** begin DATASET ENTRIES **

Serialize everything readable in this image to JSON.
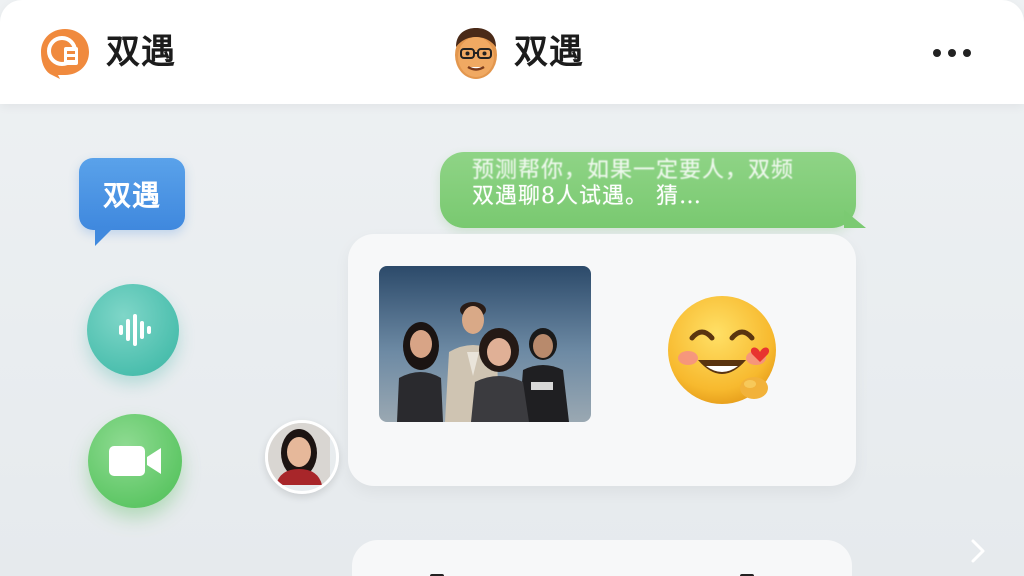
{
  "header": {
    "app_name": "双遇",
    "contact_name": "双遇",
    "more_label": "•••"
  },
  "left_actions": {
    "brand_bubble_label": "双遇",
    "voice_icon": "voice-wave-icon",
    "video_icon": "video-camera-icon"
  },
  "messages": {
    "sent": {
      "line1": "预测帮你，如果一定要人，双频",
      "line2": "双遇聊8人试遇。 猜…"
    },
    "received": {
      "photo_alt": "group-photo",
      "emoji": "smiling-face-with-hearts-emoji"
    }
  },
  "colors": {
    "brand_orange": "#f08a3e",
    "brand_blue": "#4a93e4",
    "voice_teal": "#4cbfae",
    "video_green": "#5fc766",
    "sent_bubble_green": "#84cf7b"
  }
}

** end DATASET ENTRIES **

* _EXERCISE GOAL_:
Above are the records; reproduce them exactly and leave out the pictures.

* _SOLUTION TO THE EXERCISE_:
Serialize everything readable in this image to JSON.
{
  "header": {
    "app_name": "双遇",
    "contact_name": "双遇",
    "more_label": "•••"
  },
  "left_actions": {
    "brand_bubble_label": "双遇",
    "voice_icon": "voice-wave-icon",
    "video_icon": "video-camera-icon"
  },
  "messages": {
    "sent": {
      "line1": "预测帮你，如果一定要人，双频",
      "line2": "双遇聊8人试遇。 猜…"
    },
    "received": {
      "photo_alt": "group-photo",
      "emoji": "smiling-face-with-hearts-emoji"
    }
  },
  "colors": {
    "brand_orange": "#f08a3e",
    "brand_blue": "#4a93e4",
    "voice_teal": "#4cbfae",
    "video_green": "#5fc766",
    "sent_bubble_green": "#84cf7b"
  }
}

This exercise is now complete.